* BEGIN DATA ROWS *

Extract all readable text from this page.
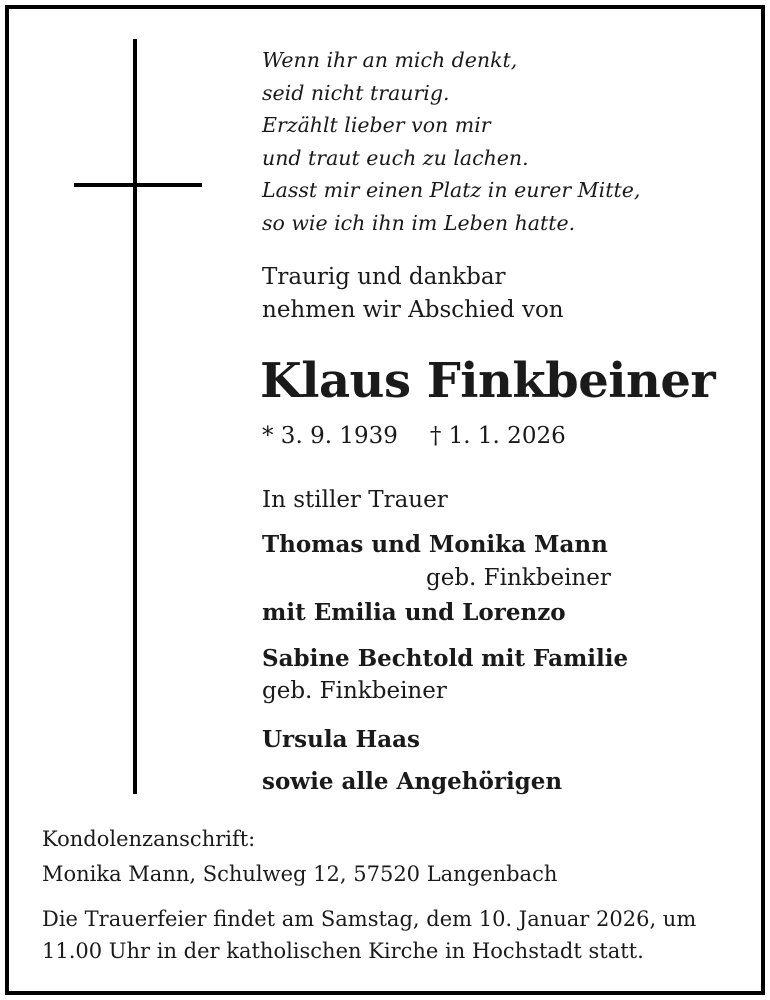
Wenn ihr an mich denkt,
seid nicht traurig.
Erzählt lieber von mir
und traut euch zu lachen.
Lasst mir einen Platz in eurer Mitte,
so wie ich ihn im Leben hatte.
Traurig und dankbar
nehmen wir Abschied von
Klaus Finkbeiner
* 3. 9. 1939 † 1. 1. 2026
In stiller Trauer
Thomas und Monika Mann
geb. Finkbeiner
mit Emilia und Lorenzo
Sabine Bechtold mit Familie
geb. Finkbeiner
Ursula Haas
sowie alle Angehörigen
Kondolenzanschrift:
Monika Mann, Schulweg 12, 57520 Langenbach
Die Trauerfeier findet am Samstag, dem 10. Januar 2026, um
11.00 Uhr in der katholischen Kirche in Hochstadt statt.
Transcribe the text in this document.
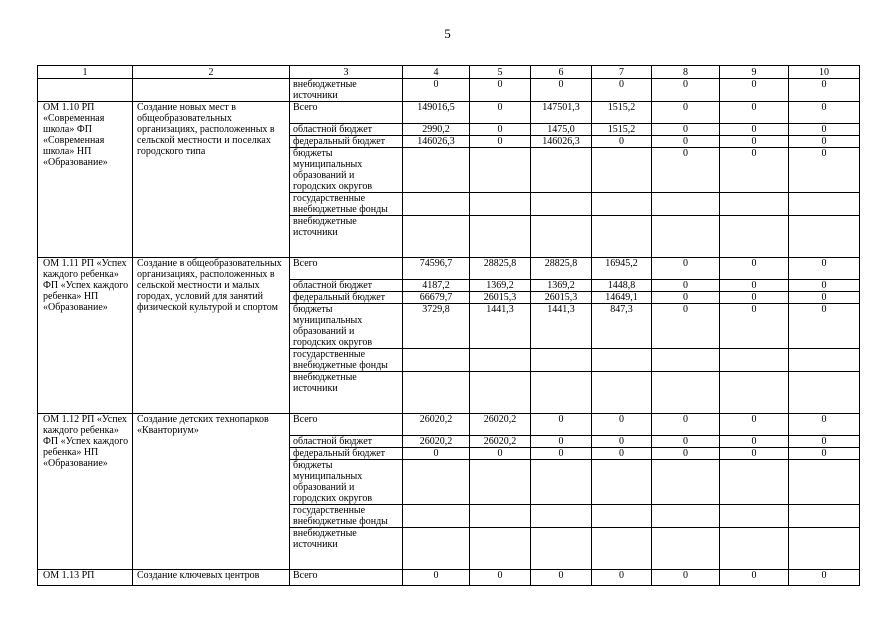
5
1	2	3	4	5	6	7	8	9	10
		внебюджетные источники	0	0	0	0	0	0	0
ОМ 1.10 РП «Современная школа» ФП «Современная школа» НП «Образование»	Создание новых мест в общеобразовательных организациях, расположенных в сельской местности и поселках городского типа	Всего	149016,5	0	147501,3	1515,2	0	0	0
		областной бюджет	2990,2	0	1475,0	1515,2	0	0	0
		федеральный бюджет	146026,3	0	146026,3	0	0	0	0
		бюджеты муниципальных образований и городских округов					0	0	0
		государственные внебюджетные фонды							
		внебюджетные источники							
ОМ 1.11 РП «Успех каждого ребенка» ФП «Успех каждого ребенка» НП «Образование»	Создание в общеобразовательных организациях, расположенных в сельской местности и малых городах, условий для занятий физической культурой и спортом	Всего	74596,7	28825,8	28825,8	16945,2	0	0	0
		областной бюджет	4187,2	1369,2	1369,2	1448,8	0	0	0
		федеральный бюджет	66679,7	26015,3	26015,3	14649,1	0	0	0
		бюджеты муниципальных образований и городских округов	3729,8	1441,3	1441,3	847,3	0	0	0
		государственные внебюджетные фонды							
		внебюджетные источники							
ОМ 1.12 РП «Успех каждого ребенка» ФП «Успех каждого ребенка» НП «Образование»	Создание детских технопарков «Кванториум»	Всего	26020,2	26020,2	0	0	0	0	0
		областной бюджет	26020,2	26020,2	0	0	0	0	0
		федеральный бюджет	0	0	0	0	0	0	0
		бюджеты муниципальных образований и городских округов							
		государственные внебюджетные фонды							
		внебюджетные источники							
ОМ 1.13 РП	Создание ключевых центров	Всего	0	0	0	0	0	0	0
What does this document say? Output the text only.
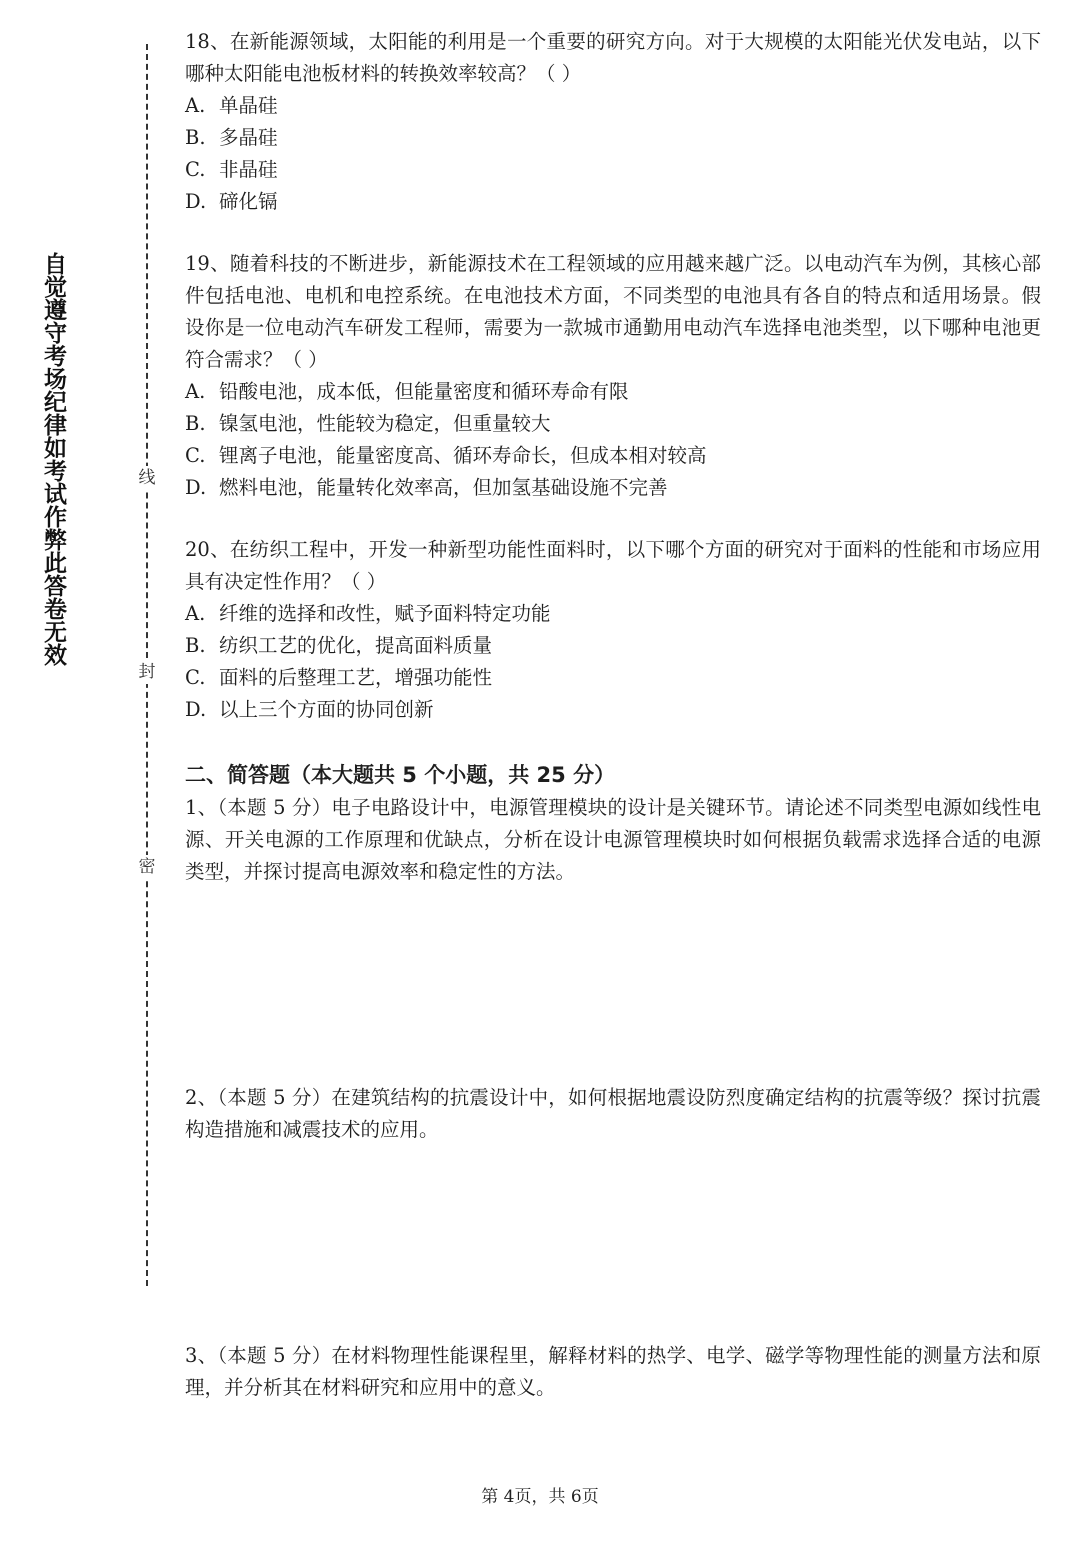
自觉遵守考场纪律如考试作弊此答卷无效	线
封
密

18、在新能源领域，太阳能的利用是一个重要的研究方向。对于大规模的太阳能光伏发电站，以下哪种太阳能电池板材料的转换效率较高？（ ）

A. 单晶硅

B. 多晶硅

C. 非晶硅

D. 碲化镉

19、随着科技的不断进步，新能源技术在工程领域的应用越来越广泛。以电动汽车为例，其核心部件包括电池、电机和电控系统。在电池技术方面，不同类型的电池具有各自的特点和适用场景。假设你是一位电动汽车研发工程师，需要为一款城市通勤用电动汽车选择电池类型，以下哪种电池更符合需求？（ ）

A. 铅酸电池，成本低，但能量密度和循环寿命有限

B. 镍氢电池，性能较为稳定，但重量较大

C. 锂离子电池，能量密度高、循环寿命长，但成本相对较高

D. 燃料电池，能量转化效率高，但加氢基础设施不完善

20、在纺织工程中，开发一种新型功能性面料时，以下哪个方面的研究对于面料的性能和市场应用具有决定性作用？（ ）

A. 纤维的选择和改性，赋予面料特定功能

B. 纺织工艺的优化，提高面料质量

C. 面料的后整理工艺，增强功能性

D. 以上三个方面的协同创新

二、简答题（本大题共 5 个小题，共 25 分）

1、（本题 5 分）电子电路设计中，电源管理模块的设计是关键环节。请论述不同类型电源如线性电源、开关电源的工作原理和优缺点，分析在设计电源管理模块时如何根据负载需求选择合适的电源类型，并探讨提高电源效率和稳定性的方法。

2、（本题 5 分）在建筑结构的抗震设计中，如何根据地震设防烈度确定结构的抗震等级？探讨抗震构造措施和减震技术的应用。

3、（本题 5 分）在材料物理性能课程里，解释材料的热学、电学、磁学等物理性能的测量方法和原理，并分析其在材料研究和应用中的意义。

第 4页，共 6页
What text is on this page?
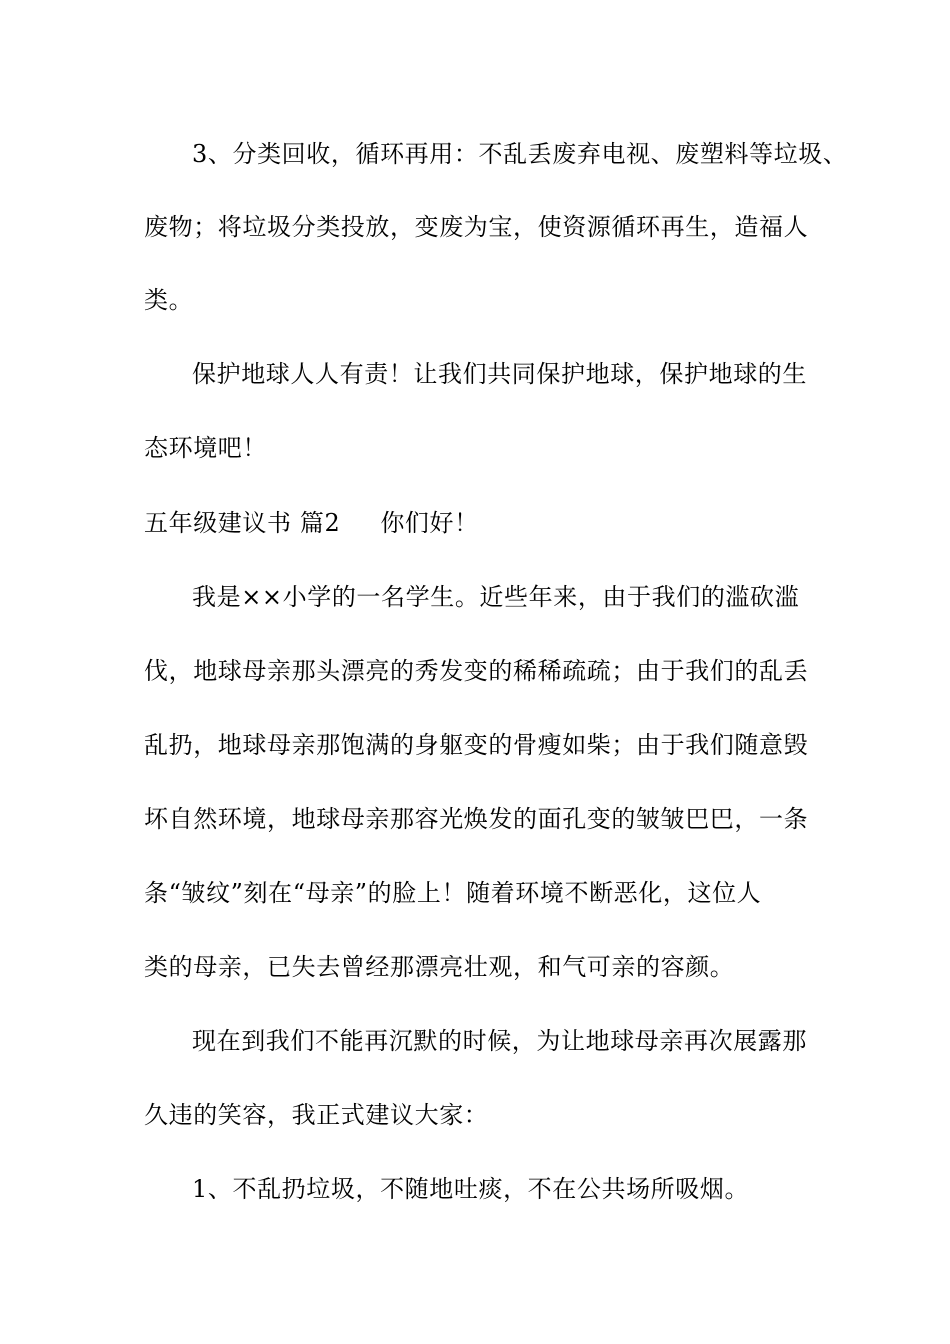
3、分类回收，循环再用：不乱丢废弃电视、废塑料等垃圾、
废物；将垃圾分类投放，变废为宝，使资源循环再生，造福人
类。
保护地球人人有责！让我们共同保护地球，保护地球的生
态环境吧！
五年级建议书 篇2 你们好！
我是××小学的一名学生。近些年来，由于我们的滥砍滥
伐，地球母亲那头漂亮的秀发变的稀稀疏疏；由于我们的乱丢
乱扔，地球母亲那饱满的身躯变的骨瘦如柴；由于我们随意毁
坏自然环境，地球母亲那容光焕发的面孔变的皱皱巴巴，一条
条“皱纹”刻在“母亲”的脸上！随着环境不断恶化，这位人
类的母亲，已失去曾经那漂亮壮观，和气可亲的容颜。
现在到我们不能再沉默的时候，为让地球母亲再次展露那
久违的笑容，我正式建议大家：
1、不乱扔垃圾，不随地吐痰，不在公共场所吸烟。
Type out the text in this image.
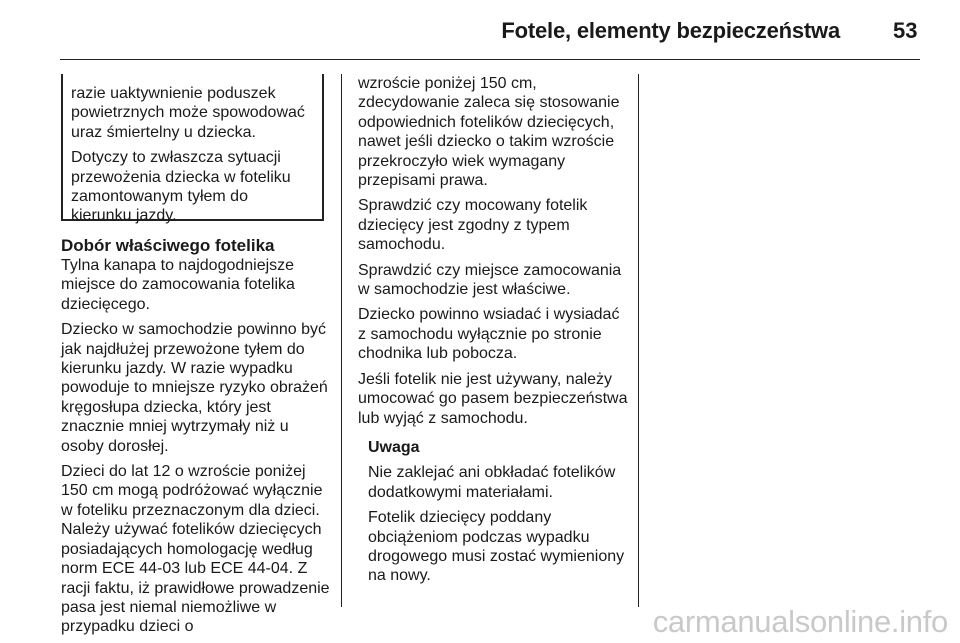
Fotele, elementy bezpieczeństwa 53

razie uaktywnienie poduszek powietrznych może spowodować uraz śmiertelny u dziecka.

Dotyczy to zwłaszcza sytuacji przewożenia dziecka w foteliku zamontowanym tyłem do kierunku jazdy.

Dobór właściwego fotelika

Tylna kanapa to najdogodniejsze miejsce do zamocowania fotelika dziecięcego.

Dziecko w samochodzie powinno być jak najdłużej przewożone tyłem do kierunku jazdy. W razie wypadku powoduje to mniejsze ryzyko obrażeń kręgosłupa dziecka, który jest znacznie mniej wytrzymały niż u osoby dorosłej.

Dzieci do lat 12 o wzroście poniżej 150 cm mogą podróżować wyłącznie w foteliku przeznaczonym dla dzieci. Należy używać fotelików dziecięcych posiadających homologację według norm ECE 44-03 lub ECE 44-04. Z racji faktu, iż prawidłowe prowadzenie pasa jest niemal niemożliwe w przypadku dzieci o

wzroście poniżej 150 cm, zdecydowanie zaleca się stosowanie odpowiednich fotelików dziecięcych, nawet jeśli dziecko o takim wzroście przekroczyło wiek wymagany przepisami prawa.

Sprawdzić czy mocowany fotelik dziecięcy jest zgodny z typem samochodu.

Sprawdzić czy miejsce zamocowania w samochodzie jest właściwe.

Dziecko powinno wsiadać i wysiadać z samochodu wyłącznie po stronie chodnika lub pobocza.

Jeśli fotelik nie jest używany, należy umocować go pasem bezpieczeństwa lub wyjąć z samochodu.

Uwaga

Nie zaklejać ani obkładać fotelików dodatkowymi materiałami.

Fotelik dziecięcy poddany obciążeniom podczas wypadku drogowego musi zostać wymieniony na nowy.

carmanualsonline.info
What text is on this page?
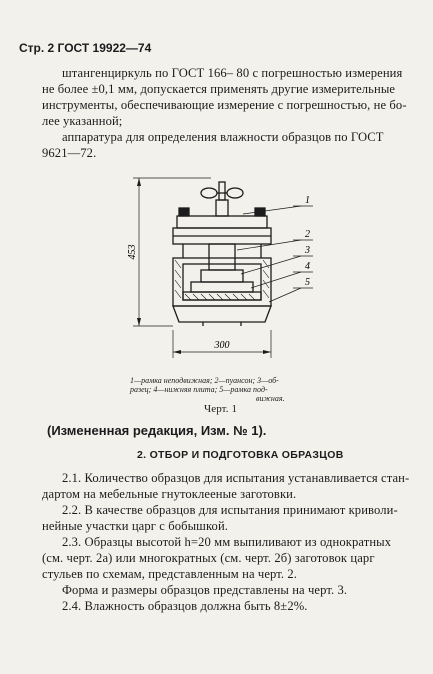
Стр. 2 ГОСТ 19922—74
штангенциркуль по ГОСТ 166– 80 с погрешностью измерения
не более ±0,1 мм, допускается применять другие измерительные
инструменты, обеспечивающие измерение с погрешностью, не бо-
лее указанной;
аппаратура для определения влажности образцов по ГОСТ
9621—72.
453
300
1
2
3
4
5
1—рамка неподвижная; 2—пуансон; 3—об-
разец; 4—нижняя плита; 5—рамка под-
вижная.
Черт. 1
(Измененная редакция, Изм. № 1).
2. ОТБОР И ПОДГОТОВКА ОБРАЗЦОВ
2.1. Количество образцов для испытания устанавливается стан-
дартом на мебельные гнутоклееные заготовки.
2.2. В качестве образцов для испытания принимают криволи-
нейные участки царг с бобышкой.
2.3. Образцы высотой h=20 мм выпиливают из однократных
(см. черт. 2а) или многократных (см. черт. 2б) заготовок царг
стульев по схемам, представленным на черт. 2.
Форма и размеры образцов представлены на черт. 3.
2.4. Влажность образцов должна быть 8±2%.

* END DATA ROWS *

Pick out every line of the listing containing the word "wyłącznie", and show those lines.

** RESPONSE **
Dzieci do lat 12 o wzroście poniżej 150 cm mogą podróżować wyłącznie w foteliku przeznaczonym dla dzieci. Należy używać fotelików dziecięcych posiadających homologację według norm ECE 44-03 lub ECE 44-04. Z racji faktu, iż prawidłowe prowadzenie pasa jest niemal niemożliwe w przypadku dzieci o
Dziecko powinno wsiadać i wysiadać z samochodu wyłącznie po stronie chodnika lub pobocza.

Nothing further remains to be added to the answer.